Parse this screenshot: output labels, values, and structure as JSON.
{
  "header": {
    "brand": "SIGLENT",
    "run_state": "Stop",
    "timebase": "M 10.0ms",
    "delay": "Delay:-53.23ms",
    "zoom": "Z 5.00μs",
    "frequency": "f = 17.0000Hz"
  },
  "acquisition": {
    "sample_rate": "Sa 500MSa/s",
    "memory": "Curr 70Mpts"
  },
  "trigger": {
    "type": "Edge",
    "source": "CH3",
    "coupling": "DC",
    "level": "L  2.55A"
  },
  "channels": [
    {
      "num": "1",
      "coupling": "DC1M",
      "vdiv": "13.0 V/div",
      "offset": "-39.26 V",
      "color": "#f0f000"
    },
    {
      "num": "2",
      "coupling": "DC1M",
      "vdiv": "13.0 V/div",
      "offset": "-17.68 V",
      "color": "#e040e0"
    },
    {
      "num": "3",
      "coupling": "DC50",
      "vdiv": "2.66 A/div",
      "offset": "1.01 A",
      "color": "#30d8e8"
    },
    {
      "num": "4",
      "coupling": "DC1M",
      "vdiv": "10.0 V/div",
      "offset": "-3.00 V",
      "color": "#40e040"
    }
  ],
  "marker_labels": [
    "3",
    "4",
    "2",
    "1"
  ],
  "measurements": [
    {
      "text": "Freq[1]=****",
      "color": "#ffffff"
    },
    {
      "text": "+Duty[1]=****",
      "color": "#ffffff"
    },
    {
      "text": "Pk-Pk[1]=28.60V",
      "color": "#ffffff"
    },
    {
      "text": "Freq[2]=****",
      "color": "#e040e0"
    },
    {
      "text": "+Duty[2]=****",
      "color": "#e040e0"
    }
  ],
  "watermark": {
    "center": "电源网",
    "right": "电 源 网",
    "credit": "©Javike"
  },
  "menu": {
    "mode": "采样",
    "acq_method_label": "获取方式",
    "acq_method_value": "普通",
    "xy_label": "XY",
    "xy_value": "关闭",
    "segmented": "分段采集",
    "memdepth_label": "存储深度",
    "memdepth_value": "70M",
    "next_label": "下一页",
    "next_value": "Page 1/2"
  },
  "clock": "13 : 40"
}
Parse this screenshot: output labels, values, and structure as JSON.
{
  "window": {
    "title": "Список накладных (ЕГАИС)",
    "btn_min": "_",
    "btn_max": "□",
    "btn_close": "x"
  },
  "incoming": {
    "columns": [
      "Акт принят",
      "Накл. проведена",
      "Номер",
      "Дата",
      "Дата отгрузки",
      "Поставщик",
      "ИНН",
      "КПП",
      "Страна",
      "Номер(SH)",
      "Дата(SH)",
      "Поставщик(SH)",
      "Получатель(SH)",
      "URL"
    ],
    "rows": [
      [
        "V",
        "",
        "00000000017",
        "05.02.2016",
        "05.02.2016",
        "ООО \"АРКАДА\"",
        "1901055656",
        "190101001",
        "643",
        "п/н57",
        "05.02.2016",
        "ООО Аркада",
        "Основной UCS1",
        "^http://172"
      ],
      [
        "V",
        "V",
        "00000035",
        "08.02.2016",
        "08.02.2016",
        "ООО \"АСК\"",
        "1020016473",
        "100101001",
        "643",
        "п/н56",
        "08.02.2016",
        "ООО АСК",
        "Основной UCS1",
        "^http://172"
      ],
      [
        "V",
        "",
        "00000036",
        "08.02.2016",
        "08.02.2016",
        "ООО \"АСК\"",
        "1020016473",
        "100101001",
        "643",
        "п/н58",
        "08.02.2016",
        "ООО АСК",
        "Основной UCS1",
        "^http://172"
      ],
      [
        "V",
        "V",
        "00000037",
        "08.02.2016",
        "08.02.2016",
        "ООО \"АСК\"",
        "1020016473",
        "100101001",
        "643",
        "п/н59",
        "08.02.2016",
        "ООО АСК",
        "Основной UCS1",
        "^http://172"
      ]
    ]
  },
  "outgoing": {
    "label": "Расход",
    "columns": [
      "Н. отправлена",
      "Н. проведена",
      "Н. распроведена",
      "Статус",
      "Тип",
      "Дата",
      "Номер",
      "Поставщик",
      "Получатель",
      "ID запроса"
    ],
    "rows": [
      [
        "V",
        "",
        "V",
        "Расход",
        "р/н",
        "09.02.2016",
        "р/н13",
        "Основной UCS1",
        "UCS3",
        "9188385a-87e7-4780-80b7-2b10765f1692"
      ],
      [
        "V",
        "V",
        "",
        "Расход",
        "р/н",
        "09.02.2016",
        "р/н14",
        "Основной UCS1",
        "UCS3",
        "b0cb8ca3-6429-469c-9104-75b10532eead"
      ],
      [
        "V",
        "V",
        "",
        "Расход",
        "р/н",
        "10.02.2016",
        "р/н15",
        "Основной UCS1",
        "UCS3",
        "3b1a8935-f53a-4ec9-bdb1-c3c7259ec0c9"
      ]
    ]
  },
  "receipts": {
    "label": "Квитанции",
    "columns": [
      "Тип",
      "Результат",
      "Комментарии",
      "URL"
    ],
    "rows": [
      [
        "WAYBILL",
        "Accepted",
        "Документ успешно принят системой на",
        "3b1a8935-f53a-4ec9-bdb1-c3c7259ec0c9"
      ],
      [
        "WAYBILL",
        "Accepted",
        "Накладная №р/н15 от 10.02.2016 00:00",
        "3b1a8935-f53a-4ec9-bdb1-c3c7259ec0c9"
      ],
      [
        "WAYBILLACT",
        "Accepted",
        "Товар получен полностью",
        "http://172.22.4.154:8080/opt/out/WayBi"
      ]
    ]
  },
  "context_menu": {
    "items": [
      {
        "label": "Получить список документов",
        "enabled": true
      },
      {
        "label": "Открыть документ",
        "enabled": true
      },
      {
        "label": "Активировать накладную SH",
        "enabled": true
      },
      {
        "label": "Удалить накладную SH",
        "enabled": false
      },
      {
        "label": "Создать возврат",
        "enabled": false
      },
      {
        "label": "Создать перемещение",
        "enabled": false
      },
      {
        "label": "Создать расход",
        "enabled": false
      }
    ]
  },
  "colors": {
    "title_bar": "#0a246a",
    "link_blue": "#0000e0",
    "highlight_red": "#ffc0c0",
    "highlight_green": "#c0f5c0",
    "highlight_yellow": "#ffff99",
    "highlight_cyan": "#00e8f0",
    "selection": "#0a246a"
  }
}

## Work to complete
Give the material above again, word for word.

## Answer to this exercise
Parse this screenshot: output labels, values, and structure as JSON.
{
  "header": {
    "brand": "SIGLENT",
    "run_state": "Stop",
    "timebase": "M 10.0ms",
    "delay": "Delay:-53.23ms",
    "zoom": "Z 5.00μs",
    "frequency": "f = 17.0000Hz"
  },
  "acquisition": {
    "sample_rate": "Sa 500MSa/s",
    "memory": "Curr 70Mpts"
  },
  "trigger": {
    "type": "Edge",
    "source": "CH3",
    "coupling": "DC",
    "level": "L  2.55A"
  },
  "channels": [
    {
      "num": "1",
      "coupling": "DC1M",
      "vdiv": "13.0 V/div",
      "offset": "-39.26 V",
      "color": "#f0f000"
    },
    {
      "num": "2",
      "coupling": "DC1M",
      "vdiv": "13.0 V/div",
      "offset": "-17.68 V",
      "color": "#e040e0"
    },
    {
      "num": "3",
      "coupling": "DC50",
      "vdiv": "2.66 A/div",
      "offset": "1.01 A",
      "color": "#30d8e8"
    },
    {
      "num": "4",
      "coupling": "DC1M",
      "vdiv": "10.0 V/div",
      "offset": "-3.00 V",
      "color": "#40e040"
    }
  ],
  "marker_labels": [
    "3",
    "4",
    "2",
    "1"
  ],
  "measurements": [
    {
      "text": "Freq[1]=****",
      "color": "#ffffff"
    },
    {
      "text": "+Duty[1]=****",
      "color": "#ffffff"
    },
    {
      "text": "Pk-Pk[1]=28.60V",
      "color": "#ffffff"
    },
    {
      "text": "Freq[2]=****",
      "color": "#e040e0"
    },
    {
      "text": "+Duty[2]=****",
      "color": "#e040e0"
    }
  ],
  "watermark": {
    "center": "电源网",
    "right": "电 源 网",
    "credit": "©Javike"
  },
  "menu": {
    "mode": "采样",
    "acq_method_label": "获取方式",
    "acq_method_value": "普通",
    "xy_label": "XY",
    "xy_value": "关闭",
    "segmented": "分段采集",
    "memdepth_label": "存储深度",
    "memdepth_value": "70M",
    "next_label": "下一页",
    "next_value": "Page 1/2"
  },
  "clock": "13 : 40"
}
Parse this screenshot: output labels, values, and structure as JSON.
{
  "window": {
    "title": "Список накладных (ЕГАИС)",
    "btn_min": "_",
    "btn_max": "□",
    "btn_close": "x"
  },
  "incoming": {
    "columns": [
      "Акт принят",
      "Накл. проведена",
      "Номер",
      "Дата",
      "Дата отгрузки",
      "Поставщик",
      "ИНН",
      "КПП",
      "Страна",
      "Номер(SH)",
      "Дата(SH)",
      "Поставщик(SH)",
      "Получатель(SH)",
      "URL"
    ],
    "rows": [
      [
        "V",
        "",
        "00000000017",
        "05.02.2016",
        "05.02.2016",
        "ООО \"АРКАДА\"",
        "1901055656",
        "190101001",
        "643",
        "п/н57",
        "05.02.2016",
        "ООО Аркада",
        "Основной UCS1",
        "^http://172"
      ],
      [
        "V",
        "V",
        "00000035",
        "08.02.2016",
        "08.02.2016",
        "ООО \"АСК\"",
        "1020016473",
        "100101001",
        "643",
        "п/н56",
        "08.02.2016",
        "ООО АСК",
        "Основной UCS1",
        "^http://172"
      ],
      [
        "V",
        "",
        "00000036",
        "08.02.2016",
        "08.02.2016",
        "ООО \"АСК\"",
        "1020016473",
        "100101001",
        "643",
        "п/н58",
        "08.02.2016",
        "ООО АСК",
        "Основной UCS1",
        "^http://172"
      ],
      [
        "V",
        "V",
        "00000037",
        "08.02.2016",
        "08.02.2016",
        "ООО \"АСК\"",
        "1020016473",
        "100101001",
        "643",
        "п/н59",
        "08.02.2016",
        "ООО АСК",
        "Основной UCS1",
        "^http://172"
      ]
    ]
  },
  "outgoing": {
    "label": "Расход",
    "columns": [
      "Н. отправлена",
      "Н. проведена",
      "Н. распроведена",
      "Статус",
      "Тип",
      "Дата",
      "Номер",
      "Поставщик",
      "Получатель",
      "ID запроса"
    ],
    "rows": [
      [
        "V",
        "",
        "V",
        "Расход",
        "р/н",
        "09.02.2016",
        "р/н13",
        "Основной UCS1",
        "UCS3",
        "9188385a-87e7-4780-80b7-2b10765f1692"
      ],
      [
        "V",
        "V",
        "",
        "Расход",
        "р/н",
        "09.02.2016",
        "р/н14",
        "Основной UCS1",
        "UCS3",
        "b0cb8ca3-6429-469c-9104-75b10532eead"
      ],
      [
        "V",
        "V",
        "",
        "Расход",
        "р/н",
        "10.02.2016",
        "р/н15",
        "Основной UCS1",
        "UCS3",
        "3b1a8935-f53a-4ec9-bdb1-c3c7259ec0c9"
      ]
    ]
  },
  "receipts": {
    "label": "Квитанции",
    "columns": [
      "Тип",
      "Результат",
      "Комментарии",
      "URL"
    ],
    "rows": [
      [
        "WAYBILL",
        "Accepted",
        "Документ успешно принят системой на",
        "3b1a8935-f53a-4ec9-bdb1-c3c7259ec0c9"
      ],
      [
        "WAYBILL",
        "Accepted",
        "Накладная №р/н15 от 10.02.2016 00:00",
        "3b1a8935-f53a-4ec9-bdb1-c3c7259ec0c9"
      ],
      [
        "WAYBILLACT",
        "Accepted",
        "Товар получен полностью",
        "http://172.22.4.154:8080/opt/out/WayBi"
      ]
    ]
  },
  "context_menu": {
    "items": [
      {
        "label": "Получить список документов",
        "enabled": true
      },
      {
        "label": "Открыть документ",
        "enabled": true
      },
      {
        "label": "Активировать накладную SH",
        "enabled": true
      },
      {
        "label": "Удалить накладную SH",
        "enabled": false
      },
      {
        "label": "Создать возврат",
        "enabled": false
      },
      {
        "label": "Создать перемещение",
        "enabled": false
      },
      {
        "label": "Создать расход",
        "enabled": false
      }
    ]
  },
  "colors": {
    "title_bar": "#0a246a",
    "link_blue": "#0000e0",
    "highlight_red": "#ffc0c0",
    "highlight_green": "#c0f5c0",
    "highlight_yellow": "#ffff99",
    "highlight_cyan": "#00e8f0",
    "selection": "#0a246a"
  }
}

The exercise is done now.